[WRITTEN INSTRUCTION]:
Look through the lines below and extract each one that contains "挂网类型为".

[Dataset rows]
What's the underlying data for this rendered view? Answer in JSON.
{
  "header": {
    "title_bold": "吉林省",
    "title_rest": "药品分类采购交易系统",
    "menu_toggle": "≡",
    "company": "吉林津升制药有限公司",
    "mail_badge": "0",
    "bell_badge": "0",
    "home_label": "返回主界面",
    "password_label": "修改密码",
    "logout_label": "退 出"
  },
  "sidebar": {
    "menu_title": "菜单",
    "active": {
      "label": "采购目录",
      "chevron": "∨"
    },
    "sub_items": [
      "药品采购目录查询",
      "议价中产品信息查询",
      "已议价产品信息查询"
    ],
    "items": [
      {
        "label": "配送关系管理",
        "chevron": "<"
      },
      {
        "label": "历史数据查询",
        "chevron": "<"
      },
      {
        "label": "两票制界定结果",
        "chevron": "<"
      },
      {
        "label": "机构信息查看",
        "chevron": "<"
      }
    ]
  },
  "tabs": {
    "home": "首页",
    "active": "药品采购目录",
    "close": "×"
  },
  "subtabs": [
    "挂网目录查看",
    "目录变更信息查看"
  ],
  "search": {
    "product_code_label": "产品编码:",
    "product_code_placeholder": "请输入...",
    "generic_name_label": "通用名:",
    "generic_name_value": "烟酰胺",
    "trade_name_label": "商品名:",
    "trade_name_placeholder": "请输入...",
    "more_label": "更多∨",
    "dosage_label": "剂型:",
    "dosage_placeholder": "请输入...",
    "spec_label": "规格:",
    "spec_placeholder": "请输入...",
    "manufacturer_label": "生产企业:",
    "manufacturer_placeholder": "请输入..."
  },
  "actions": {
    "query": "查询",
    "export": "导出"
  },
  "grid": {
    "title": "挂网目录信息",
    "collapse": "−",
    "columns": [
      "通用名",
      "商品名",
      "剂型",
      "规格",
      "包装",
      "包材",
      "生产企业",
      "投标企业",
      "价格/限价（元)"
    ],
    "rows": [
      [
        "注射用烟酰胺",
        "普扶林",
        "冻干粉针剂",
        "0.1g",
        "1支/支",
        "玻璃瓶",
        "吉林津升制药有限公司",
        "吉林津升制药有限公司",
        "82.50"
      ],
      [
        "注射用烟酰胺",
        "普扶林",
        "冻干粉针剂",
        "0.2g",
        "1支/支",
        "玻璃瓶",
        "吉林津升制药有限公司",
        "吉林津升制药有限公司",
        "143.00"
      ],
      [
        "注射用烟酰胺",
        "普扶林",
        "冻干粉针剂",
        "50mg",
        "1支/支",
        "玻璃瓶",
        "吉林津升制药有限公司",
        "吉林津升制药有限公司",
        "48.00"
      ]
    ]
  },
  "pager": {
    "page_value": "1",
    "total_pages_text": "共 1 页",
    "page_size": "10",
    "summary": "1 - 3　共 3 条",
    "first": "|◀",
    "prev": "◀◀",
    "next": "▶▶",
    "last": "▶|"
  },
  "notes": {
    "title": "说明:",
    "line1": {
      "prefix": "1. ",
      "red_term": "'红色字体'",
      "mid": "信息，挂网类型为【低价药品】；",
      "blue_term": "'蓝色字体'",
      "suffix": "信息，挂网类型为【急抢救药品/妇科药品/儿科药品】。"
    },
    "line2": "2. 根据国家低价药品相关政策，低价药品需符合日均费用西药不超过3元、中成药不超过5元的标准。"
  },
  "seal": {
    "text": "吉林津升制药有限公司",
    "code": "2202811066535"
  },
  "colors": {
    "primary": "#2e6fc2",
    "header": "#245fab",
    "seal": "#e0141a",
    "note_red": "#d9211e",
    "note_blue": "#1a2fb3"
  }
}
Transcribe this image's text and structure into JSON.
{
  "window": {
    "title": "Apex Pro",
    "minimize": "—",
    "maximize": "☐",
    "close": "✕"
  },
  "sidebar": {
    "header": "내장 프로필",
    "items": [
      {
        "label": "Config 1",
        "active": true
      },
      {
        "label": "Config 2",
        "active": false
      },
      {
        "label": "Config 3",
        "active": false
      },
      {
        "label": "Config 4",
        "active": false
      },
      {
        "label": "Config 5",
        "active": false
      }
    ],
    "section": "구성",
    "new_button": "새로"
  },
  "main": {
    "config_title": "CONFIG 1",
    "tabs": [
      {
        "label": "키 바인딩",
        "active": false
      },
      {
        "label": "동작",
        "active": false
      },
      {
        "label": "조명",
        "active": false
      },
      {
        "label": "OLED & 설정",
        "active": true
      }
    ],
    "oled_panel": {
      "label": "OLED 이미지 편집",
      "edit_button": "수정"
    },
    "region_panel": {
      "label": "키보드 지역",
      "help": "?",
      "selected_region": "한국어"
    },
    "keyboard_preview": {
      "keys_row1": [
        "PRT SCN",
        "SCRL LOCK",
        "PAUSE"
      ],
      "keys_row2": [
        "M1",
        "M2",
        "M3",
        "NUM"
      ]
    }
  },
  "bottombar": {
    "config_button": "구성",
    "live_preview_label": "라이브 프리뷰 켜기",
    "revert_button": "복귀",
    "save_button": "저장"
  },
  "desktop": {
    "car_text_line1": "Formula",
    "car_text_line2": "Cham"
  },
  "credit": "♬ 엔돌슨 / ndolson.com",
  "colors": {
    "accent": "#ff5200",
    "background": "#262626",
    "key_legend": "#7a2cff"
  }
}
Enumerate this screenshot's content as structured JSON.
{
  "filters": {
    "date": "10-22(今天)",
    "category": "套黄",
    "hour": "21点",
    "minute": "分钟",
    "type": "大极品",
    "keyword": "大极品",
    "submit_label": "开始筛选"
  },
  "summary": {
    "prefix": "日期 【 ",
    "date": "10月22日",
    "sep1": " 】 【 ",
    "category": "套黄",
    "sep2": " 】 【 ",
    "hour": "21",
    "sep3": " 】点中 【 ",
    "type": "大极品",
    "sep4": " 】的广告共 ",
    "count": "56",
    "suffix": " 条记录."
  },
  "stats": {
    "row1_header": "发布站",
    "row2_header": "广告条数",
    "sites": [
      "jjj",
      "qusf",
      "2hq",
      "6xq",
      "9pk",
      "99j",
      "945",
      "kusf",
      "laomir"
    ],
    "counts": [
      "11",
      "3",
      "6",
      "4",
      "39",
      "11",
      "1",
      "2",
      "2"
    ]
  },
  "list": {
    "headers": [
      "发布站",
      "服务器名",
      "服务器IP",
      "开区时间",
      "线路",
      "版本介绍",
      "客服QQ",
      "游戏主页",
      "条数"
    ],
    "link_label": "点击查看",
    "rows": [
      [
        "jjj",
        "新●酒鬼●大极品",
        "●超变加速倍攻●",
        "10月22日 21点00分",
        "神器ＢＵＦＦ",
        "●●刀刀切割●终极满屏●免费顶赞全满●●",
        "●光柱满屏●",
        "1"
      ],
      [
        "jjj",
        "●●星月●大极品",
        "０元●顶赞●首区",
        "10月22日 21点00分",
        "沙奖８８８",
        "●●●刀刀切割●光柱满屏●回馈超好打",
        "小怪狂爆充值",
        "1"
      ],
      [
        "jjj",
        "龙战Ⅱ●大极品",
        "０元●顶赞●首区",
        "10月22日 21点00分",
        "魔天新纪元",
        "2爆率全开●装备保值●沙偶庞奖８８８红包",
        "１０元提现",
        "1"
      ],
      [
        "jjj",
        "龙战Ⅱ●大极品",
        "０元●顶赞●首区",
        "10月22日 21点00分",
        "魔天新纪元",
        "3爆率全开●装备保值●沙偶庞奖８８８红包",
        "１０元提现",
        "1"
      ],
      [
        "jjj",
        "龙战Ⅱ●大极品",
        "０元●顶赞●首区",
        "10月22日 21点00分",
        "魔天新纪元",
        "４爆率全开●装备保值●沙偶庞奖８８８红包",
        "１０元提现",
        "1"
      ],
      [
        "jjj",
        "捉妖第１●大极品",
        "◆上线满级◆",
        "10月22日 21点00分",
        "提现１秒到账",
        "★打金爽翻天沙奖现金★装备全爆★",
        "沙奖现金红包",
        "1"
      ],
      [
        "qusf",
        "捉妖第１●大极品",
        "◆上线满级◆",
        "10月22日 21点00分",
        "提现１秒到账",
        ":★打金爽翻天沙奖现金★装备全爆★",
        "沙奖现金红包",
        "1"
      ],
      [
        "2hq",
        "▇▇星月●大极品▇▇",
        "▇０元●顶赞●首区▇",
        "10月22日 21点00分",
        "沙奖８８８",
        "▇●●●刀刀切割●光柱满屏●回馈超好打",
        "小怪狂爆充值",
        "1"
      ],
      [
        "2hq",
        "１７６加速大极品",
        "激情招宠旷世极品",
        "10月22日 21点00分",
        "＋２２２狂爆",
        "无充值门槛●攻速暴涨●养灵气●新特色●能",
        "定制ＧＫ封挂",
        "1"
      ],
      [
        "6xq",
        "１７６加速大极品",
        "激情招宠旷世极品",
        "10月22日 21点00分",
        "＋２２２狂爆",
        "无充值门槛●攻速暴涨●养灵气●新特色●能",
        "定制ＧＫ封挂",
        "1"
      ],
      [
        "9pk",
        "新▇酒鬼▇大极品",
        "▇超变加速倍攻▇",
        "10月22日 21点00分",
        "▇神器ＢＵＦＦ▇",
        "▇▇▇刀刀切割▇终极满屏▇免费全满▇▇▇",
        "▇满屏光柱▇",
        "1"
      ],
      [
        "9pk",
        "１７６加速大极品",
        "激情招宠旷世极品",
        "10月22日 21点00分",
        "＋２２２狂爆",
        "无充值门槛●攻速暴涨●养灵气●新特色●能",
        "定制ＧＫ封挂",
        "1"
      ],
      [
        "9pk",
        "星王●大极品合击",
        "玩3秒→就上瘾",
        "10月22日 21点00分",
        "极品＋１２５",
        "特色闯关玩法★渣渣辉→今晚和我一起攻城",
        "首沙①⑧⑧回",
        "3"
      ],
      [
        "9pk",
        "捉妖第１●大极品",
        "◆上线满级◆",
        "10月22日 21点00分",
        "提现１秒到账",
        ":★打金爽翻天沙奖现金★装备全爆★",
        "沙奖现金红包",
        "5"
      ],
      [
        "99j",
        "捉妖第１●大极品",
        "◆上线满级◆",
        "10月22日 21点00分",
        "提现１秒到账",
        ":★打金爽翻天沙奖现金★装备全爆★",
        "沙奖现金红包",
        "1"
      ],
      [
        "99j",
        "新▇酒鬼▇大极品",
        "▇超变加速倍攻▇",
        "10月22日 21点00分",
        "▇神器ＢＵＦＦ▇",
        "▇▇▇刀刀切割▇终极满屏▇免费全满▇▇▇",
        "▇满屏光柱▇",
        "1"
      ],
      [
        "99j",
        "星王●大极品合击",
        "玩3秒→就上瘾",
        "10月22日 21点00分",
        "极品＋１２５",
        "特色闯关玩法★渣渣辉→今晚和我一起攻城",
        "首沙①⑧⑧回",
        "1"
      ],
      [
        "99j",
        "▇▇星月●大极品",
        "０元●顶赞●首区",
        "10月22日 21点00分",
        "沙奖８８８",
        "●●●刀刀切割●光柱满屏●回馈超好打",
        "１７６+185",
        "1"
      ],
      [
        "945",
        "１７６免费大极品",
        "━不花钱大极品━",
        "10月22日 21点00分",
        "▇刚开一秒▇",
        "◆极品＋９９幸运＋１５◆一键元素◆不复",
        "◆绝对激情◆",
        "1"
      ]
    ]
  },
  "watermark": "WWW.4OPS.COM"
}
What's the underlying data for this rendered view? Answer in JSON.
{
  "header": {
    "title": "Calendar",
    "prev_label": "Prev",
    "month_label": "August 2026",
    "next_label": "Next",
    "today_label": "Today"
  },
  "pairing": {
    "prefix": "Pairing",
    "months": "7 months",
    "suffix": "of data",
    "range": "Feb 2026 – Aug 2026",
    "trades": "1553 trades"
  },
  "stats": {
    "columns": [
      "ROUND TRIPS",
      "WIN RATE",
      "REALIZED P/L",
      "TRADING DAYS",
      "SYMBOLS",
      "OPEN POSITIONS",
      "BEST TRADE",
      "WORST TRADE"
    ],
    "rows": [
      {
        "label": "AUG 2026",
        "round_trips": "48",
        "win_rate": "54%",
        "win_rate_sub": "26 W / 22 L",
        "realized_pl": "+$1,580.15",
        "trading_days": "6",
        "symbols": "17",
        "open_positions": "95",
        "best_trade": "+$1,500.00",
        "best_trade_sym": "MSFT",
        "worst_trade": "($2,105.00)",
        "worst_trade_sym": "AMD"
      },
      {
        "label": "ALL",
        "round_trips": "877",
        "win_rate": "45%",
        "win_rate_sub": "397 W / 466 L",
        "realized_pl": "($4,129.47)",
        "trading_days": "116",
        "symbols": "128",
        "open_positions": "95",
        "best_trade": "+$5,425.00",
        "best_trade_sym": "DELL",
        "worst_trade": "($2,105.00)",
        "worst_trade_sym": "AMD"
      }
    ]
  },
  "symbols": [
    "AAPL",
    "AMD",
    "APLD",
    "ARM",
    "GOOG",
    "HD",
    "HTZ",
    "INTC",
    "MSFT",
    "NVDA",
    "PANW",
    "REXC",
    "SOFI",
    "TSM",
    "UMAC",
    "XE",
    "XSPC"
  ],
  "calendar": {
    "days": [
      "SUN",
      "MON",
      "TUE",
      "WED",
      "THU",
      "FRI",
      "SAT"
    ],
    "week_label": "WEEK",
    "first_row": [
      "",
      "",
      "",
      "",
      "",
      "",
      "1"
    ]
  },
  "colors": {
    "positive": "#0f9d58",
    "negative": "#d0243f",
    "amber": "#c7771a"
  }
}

[TASK ANSWER]:
      "mid": "信息，挂网类型为【低价药品】；",
      "suffix": "信息，挂网类型为【急抢救药品/妇科药品/儿科药品】。"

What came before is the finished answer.